▶ Listed entries:

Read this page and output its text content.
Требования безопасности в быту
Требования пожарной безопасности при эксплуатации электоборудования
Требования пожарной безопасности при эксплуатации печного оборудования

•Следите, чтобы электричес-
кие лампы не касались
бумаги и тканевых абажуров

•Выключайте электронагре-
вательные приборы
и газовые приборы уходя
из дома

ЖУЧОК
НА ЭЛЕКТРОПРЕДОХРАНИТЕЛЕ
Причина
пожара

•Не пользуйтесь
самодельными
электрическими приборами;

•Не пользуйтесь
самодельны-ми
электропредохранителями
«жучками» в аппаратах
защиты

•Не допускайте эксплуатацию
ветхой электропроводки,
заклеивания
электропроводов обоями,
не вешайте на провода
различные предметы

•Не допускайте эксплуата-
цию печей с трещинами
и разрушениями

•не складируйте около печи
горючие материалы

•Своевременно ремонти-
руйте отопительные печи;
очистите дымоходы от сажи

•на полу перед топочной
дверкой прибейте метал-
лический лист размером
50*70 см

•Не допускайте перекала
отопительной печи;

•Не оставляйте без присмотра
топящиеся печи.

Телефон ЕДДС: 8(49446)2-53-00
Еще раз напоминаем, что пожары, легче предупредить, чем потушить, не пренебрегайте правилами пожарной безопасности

---

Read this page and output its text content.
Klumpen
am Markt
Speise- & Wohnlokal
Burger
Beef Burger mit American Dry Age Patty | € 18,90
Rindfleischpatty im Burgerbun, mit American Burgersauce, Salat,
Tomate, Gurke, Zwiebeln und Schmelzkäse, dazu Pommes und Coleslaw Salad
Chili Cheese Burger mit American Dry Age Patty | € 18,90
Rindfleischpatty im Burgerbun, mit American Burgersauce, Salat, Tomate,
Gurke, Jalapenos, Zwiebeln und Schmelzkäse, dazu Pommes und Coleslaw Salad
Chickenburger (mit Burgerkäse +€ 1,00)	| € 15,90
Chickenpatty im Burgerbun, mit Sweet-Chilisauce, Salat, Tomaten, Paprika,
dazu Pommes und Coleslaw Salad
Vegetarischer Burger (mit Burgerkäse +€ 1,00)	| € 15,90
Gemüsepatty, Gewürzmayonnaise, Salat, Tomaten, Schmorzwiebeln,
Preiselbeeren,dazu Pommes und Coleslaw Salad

==

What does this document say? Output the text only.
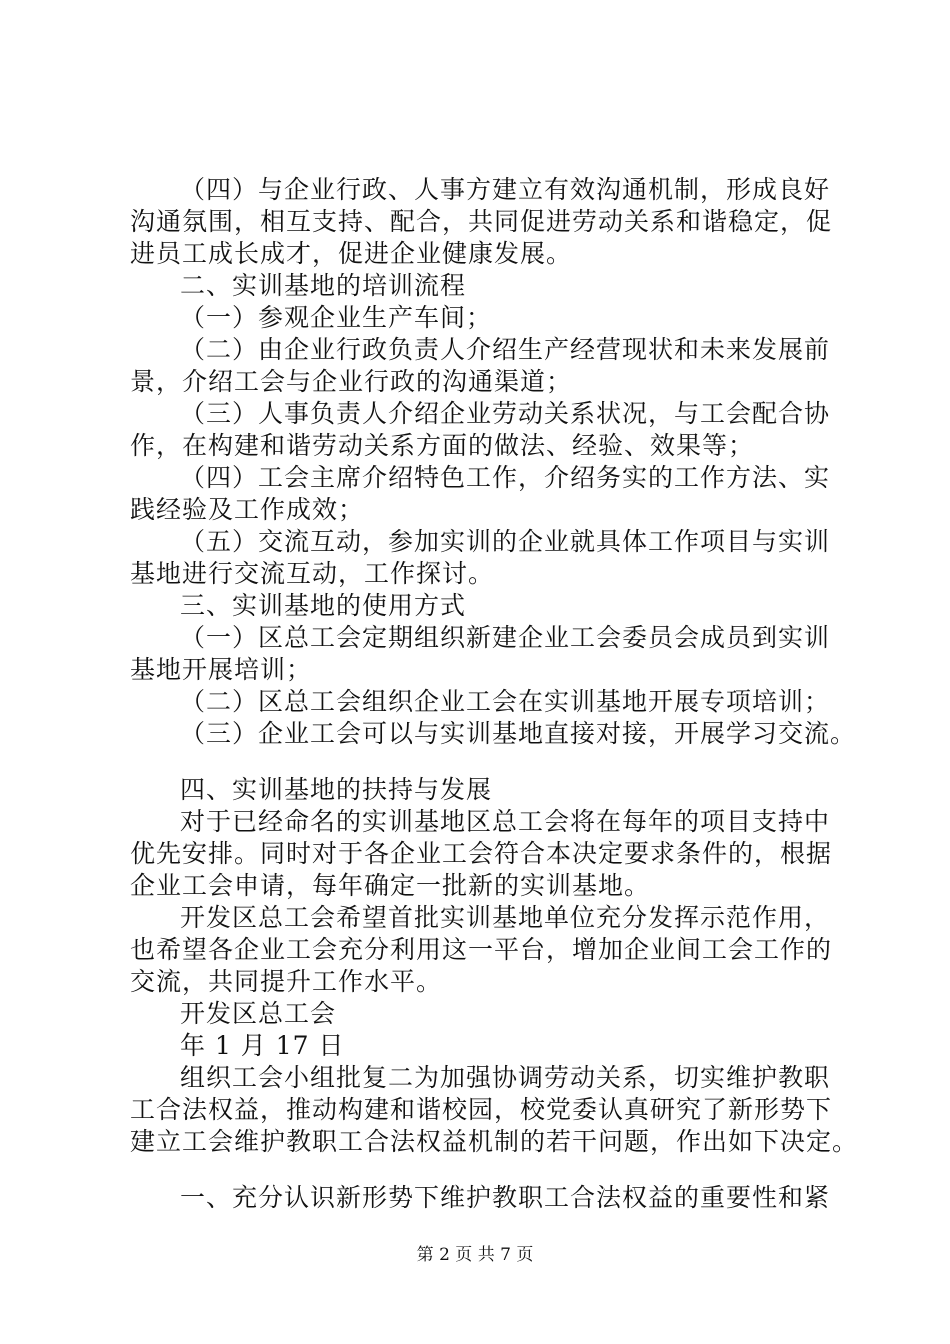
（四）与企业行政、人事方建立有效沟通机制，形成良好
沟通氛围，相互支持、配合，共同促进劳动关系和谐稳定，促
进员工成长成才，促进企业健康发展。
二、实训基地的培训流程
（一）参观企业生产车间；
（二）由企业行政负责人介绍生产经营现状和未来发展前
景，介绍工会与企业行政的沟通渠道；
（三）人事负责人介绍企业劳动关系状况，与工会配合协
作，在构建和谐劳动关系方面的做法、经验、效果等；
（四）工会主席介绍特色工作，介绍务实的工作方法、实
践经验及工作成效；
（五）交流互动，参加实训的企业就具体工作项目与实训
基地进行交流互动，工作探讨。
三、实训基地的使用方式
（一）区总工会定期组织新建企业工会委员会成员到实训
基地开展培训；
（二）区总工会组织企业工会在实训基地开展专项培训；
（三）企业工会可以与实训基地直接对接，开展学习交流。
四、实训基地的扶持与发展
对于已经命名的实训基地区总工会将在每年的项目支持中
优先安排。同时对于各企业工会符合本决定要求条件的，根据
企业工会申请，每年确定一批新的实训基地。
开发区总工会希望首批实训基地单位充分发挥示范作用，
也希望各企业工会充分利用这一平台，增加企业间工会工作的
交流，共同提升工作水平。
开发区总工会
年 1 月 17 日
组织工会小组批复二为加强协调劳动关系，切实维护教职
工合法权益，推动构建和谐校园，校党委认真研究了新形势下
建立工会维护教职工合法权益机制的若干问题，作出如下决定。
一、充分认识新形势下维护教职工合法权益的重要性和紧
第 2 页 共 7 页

▶ Task brief:
Out of the material above, gather each line where "dazu" appears.

▶ Solution to the problem:
Tomate, Gurke, Zwiebeln und Schmelzkäse, dazu Pommes und Coleslaw Salad
Gurke, Jalapenos, Zwiebeln und Schmelzkäse, dazu Pommes und Coleslaw Salad
dazu Pommes und Coleslaw Salad
Preiselbeeren,dazu Pommes und Coleslaw Salad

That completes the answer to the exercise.